→ Dataset entries:
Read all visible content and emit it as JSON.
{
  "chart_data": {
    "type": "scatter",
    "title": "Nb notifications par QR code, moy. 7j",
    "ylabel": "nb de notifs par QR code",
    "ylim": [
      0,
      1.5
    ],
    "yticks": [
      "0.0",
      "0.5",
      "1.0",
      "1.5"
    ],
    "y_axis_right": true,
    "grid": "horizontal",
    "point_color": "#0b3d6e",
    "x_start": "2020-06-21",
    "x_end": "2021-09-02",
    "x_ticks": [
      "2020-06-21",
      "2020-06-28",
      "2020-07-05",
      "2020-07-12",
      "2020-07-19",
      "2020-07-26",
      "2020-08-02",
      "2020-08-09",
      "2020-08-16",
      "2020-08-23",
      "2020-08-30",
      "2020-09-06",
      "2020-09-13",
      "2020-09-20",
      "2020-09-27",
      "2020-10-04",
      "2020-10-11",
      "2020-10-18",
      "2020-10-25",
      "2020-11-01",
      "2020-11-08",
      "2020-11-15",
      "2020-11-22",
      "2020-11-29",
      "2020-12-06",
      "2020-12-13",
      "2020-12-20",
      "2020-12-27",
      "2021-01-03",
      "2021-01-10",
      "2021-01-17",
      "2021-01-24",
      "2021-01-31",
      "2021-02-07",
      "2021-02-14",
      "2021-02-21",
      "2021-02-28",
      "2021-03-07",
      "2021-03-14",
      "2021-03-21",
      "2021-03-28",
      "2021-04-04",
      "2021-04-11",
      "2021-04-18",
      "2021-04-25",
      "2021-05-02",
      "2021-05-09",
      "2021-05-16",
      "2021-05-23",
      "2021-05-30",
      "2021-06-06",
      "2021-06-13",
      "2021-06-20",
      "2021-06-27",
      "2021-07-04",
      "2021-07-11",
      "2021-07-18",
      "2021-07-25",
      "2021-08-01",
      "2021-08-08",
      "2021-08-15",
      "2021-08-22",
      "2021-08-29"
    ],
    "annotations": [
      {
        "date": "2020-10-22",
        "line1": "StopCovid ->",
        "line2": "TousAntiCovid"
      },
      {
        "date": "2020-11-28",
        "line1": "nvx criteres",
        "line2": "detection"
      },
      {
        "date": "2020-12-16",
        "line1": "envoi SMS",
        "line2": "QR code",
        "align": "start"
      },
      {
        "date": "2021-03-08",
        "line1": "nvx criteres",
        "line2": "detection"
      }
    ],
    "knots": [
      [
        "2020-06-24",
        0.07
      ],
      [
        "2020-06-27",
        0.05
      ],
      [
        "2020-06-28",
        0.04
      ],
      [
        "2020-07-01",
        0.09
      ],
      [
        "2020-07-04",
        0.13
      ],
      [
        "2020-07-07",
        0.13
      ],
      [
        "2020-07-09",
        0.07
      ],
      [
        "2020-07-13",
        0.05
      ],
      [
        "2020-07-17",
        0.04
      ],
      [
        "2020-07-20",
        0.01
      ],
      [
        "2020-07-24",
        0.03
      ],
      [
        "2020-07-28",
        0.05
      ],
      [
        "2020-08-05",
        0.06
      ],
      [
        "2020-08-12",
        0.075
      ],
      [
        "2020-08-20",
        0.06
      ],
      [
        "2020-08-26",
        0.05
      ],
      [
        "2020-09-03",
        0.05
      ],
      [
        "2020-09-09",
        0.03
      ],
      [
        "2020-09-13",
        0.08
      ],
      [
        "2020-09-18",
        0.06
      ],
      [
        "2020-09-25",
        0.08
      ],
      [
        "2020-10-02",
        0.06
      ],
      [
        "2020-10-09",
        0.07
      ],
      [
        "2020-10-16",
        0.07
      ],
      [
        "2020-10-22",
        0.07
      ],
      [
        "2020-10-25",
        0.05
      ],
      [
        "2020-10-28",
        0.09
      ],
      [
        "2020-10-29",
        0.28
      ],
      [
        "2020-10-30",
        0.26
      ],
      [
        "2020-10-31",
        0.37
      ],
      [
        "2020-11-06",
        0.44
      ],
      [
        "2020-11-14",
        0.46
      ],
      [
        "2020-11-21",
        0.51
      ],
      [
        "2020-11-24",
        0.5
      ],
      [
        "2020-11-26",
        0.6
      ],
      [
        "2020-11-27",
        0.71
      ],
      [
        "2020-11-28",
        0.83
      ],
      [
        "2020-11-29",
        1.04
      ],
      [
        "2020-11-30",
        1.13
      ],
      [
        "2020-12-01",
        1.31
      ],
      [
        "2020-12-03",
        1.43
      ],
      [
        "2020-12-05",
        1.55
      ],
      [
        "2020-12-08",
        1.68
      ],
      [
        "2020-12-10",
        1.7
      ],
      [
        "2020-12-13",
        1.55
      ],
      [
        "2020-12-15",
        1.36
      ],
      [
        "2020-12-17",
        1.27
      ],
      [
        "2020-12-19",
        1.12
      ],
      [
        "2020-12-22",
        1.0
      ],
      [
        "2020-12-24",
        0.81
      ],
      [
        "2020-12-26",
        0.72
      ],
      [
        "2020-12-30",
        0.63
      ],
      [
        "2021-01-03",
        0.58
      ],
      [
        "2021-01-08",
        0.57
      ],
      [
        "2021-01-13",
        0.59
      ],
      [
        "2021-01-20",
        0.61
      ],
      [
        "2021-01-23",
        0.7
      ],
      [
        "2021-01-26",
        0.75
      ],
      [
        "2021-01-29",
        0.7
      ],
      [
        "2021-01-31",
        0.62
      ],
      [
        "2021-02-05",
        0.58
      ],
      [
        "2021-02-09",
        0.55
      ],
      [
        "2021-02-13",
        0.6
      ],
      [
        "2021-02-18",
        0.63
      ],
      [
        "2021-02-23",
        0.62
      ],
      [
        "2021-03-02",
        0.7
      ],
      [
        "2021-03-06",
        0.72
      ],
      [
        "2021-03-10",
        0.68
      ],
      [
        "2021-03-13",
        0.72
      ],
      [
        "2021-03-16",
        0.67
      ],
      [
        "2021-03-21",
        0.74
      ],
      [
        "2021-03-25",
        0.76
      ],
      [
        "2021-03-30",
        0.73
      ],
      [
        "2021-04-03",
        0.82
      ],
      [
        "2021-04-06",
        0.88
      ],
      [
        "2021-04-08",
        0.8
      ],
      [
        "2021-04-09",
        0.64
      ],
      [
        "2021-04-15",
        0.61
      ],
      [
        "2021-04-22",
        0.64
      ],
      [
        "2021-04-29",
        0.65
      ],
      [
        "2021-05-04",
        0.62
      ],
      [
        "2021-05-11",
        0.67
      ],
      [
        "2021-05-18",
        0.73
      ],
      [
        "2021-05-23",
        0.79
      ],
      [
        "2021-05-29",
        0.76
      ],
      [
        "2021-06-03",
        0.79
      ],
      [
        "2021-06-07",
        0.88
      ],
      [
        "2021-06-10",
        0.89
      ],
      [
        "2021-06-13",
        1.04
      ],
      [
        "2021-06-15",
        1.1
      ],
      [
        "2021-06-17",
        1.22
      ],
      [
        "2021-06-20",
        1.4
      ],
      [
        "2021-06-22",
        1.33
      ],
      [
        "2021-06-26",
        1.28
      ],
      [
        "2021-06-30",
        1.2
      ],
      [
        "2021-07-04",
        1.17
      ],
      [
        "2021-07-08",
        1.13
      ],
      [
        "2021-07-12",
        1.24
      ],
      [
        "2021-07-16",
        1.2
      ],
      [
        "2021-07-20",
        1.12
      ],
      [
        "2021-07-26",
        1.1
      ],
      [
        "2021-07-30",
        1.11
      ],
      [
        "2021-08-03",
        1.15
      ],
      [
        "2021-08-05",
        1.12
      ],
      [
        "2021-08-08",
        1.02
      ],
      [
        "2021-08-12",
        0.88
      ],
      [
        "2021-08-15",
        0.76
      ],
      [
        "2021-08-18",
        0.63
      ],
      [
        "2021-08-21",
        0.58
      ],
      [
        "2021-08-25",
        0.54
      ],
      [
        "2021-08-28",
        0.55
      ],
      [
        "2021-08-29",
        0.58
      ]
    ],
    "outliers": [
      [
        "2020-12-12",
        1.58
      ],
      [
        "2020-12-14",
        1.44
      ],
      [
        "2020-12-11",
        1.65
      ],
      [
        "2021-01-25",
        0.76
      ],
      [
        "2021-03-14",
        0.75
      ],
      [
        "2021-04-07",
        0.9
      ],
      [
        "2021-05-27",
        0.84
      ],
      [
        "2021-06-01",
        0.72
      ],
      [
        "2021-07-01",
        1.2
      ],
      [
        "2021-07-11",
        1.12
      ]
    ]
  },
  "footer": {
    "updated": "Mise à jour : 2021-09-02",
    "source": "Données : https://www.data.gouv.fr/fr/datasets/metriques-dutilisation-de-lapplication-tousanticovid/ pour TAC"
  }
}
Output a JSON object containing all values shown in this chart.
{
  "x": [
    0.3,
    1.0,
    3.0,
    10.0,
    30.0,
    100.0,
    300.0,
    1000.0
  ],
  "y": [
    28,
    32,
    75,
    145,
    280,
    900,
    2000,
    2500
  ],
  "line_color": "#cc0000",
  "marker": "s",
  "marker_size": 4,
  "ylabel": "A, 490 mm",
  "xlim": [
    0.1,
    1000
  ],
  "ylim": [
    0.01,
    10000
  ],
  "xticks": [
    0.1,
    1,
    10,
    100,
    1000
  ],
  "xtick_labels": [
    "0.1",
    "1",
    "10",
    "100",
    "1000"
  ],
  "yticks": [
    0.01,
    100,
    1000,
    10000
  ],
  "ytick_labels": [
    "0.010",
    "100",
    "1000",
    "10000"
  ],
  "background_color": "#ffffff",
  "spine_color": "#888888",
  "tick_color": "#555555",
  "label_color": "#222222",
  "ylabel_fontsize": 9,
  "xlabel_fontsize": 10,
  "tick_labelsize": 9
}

→ Instructions to follow:
Report how many lines in the records above contain the word "JSON", giving only the number.

→ Complete output:
2